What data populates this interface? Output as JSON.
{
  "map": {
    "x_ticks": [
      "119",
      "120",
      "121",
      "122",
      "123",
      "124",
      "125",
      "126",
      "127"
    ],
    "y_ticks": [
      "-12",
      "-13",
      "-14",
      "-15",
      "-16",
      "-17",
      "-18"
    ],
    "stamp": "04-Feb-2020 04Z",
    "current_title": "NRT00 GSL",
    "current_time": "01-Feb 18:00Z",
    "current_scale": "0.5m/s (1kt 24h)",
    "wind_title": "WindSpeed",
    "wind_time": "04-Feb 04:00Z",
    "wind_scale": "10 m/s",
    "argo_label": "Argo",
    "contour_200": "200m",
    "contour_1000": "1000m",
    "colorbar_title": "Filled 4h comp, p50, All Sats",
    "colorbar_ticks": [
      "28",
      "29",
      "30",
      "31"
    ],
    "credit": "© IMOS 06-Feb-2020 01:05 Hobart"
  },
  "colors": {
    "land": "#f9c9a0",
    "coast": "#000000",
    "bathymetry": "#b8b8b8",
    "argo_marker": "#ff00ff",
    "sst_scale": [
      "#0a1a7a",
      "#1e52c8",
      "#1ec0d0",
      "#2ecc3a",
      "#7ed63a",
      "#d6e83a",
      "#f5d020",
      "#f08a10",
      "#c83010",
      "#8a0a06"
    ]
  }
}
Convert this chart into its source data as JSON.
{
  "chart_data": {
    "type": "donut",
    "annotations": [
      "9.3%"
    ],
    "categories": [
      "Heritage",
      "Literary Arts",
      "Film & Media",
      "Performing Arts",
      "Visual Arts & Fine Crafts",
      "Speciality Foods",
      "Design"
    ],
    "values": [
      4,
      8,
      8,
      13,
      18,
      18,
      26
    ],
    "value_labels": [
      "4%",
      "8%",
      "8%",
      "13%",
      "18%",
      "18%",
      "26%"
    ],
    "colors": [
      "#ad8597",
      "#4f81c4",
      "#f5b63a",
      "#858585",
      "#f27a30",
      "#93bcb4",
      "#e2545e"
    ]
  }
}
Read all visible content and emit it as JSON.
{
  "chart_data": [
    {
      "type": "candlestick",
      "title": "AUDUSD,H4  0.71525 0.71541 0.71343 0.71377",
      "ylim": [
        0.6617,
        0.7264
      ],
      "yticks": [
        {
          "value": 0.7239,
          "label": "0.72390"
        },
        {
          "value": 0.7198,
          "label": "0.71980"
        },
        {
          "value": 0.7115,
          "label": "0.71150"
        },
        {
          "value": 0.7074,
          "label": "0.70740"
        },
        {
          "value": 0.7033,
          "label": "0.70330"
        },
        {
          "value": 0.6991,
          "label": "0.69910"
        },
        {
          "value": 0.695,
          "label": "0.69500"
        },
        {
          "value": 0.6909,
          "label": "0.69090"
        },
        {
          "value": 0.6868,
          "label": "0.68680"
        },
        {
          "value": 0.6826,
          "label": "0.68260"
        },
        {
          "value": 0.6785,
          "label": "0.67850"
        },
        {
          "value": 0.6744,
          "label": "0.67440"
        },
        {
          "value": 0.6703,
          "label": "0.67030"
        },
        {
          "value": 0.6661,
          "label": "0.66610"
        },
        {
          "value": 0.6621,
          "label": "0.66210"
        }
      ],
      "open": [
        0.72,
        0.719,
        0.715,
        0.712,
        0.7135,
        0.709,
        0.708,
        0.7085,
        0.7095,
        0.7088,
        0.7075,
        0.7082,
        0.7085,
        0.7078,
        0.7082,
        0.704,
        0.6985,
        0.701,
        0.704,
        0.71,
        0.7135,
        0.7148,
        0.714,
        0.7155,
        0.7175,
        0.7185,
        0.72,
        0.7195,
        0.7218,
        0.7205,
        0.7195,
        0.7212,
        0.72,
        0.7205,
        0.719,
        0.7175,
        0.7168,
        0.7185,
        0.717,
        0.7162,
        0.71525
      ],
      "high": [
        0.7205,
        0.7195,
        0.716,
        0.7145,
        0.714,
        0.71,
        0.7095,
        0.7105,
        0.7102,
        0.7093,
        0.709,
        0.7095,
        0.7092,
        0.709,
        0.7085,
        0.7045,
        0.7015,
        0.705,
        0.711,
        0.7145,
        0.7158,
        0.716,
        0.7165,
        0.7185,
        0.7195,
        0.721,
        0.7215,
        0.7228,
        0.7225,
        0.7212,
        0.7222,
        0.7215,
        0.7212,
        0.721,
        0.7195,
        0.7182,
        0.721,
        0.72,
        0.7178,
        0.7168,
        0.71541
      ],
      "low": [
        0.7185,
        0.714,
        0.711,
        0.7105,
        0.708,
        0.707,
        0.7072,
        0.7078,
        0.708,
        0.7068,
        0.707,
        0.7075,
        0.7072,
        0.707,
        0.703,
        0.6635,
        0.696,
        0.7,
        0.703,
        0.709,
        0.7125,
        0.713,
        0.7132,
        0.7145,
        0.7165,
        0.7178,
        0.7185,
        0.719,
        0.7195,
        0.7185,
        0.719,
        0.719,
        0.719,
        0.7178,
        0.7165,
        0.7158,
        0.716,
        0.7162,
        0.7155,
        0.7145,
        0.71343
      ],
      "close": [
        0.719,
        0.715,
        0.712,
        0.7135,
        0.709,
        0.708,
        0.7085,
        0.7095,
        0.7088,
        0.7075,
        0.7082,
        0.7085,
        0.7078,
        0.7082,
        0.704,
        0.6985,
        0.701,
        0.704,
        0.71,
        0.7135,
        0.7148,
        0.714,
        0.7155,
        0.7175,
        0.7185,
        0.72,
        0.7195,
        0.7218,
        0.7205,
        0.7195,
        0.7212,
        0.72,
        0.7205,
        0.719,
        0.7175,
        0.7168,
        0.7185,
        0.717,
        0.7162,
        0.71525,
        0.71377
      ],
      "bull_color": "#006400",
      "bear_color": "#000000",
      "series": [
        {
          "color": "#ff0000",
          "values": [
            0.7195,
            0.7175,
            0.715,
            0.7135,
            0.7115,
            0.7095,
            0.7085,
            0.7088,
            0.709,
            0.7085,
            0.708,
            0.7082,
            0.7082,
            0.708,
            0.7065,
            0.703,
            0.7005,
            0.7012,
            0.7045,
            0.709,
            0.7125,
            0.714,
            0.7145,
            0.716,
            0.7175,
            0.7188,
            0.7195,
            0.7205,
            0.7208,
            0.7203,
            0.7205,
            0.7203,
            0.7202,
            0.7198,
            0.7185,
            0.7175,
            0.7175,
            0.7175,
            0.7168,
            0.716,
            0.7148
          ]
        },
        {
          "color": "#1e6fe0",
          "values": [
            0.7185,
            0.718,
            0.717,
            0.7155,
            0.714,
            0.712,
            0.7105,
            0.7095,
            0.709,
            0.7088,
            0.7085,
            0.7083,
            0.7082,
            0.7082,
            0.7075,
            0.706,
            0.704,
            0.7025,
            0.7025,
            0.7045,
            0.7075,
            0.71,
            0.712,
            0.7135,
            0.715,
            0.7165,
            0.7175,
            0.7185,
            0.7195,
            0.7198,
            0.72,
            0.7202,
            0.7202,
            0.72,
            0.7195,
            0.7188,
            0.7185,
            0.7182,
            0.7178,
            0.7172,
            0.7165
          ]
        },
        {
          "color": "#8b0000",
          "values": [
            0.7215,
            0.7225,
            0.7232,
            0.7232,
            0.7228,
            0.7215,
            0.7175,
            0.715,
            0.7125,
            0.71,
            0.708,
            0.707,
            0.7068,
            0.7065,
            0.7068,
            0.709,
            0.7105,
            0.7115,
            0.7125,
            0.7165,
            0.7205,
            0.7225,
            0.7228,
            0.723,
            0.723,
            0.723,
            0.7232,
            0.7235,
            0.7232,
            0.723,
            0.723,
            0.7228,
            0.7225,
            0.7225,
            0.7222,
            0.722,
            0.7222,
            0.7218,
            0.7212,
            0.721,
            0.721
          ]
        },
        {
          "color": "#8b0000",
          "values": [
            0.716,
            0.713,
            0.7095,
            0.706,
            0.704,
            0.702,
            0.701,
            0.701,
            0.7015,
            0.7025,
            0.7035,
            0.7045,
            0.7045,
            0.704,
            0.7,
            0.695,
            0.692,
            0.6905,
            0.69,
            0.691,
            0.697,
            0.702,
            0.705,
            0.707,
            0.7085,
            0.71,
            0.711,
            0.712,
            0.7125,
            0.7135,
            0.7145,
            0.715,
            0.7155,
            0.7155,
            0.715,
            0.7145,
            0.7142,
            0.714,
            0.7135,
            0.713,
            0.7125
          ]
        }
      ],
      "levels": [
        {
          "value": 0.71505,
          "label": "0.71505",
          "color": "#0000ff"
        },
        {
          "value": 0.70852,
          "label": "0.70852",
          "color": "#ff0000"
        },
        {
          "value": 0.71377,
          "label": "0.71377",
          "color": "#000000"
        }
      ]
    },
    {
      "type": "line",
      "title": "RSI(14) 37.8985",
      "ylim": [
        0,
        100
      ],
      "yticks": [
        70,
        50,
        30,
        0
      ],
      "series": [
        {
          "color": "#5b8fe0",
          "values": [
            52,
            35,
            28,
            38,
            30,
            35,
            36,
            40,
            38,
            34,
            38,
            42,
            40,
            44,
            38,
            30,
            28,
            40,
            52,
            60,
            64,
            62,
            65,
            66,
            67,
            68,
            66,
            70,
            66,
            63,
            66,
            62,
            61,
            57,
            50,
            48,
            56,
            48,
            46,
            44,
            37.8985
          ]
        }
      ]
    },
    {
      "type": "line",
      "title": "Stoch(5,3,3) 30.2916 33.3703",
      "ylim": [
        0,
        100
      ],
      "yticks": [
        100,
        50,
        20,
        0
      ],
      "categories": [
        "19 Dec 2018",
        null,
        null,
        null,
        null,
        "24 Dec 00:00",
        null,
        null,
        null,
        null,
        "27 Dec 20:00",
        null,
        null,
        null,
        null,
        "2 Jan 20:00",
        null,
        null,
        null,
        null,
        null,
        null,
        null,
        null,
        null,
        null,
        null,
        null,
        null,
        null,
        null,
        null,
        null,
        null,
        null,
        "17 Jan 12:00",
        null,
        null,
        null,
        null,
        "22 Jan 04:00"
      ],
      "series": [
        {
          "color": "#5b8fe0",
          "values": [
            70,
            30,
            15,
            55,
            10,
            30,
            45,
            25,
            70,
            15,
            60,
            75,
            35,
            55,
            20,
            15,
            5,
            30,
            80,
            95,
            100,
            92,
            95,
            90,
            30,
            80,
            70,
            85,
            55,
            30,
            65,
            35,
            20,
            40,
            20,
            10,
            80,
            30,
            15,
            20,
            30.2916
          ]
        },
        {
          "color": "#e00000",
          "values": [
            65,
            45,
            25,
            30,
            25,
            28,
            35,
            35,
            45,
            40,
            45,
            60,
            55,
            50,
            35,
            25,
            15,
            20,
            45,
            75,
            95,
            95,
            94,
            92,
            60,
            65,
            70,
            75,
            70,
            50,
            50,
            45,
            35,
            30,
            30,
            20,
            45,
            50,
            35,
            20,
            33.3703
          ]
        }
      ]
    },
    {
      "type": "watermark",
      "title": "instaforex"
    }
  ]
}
▬▬▬▬▬▬
* _GIVEN TASK_
Each line that has the word "Arts" counts once. How many such lines are in the data? Give the number alone.

* _EXPECTED ANSWER_
3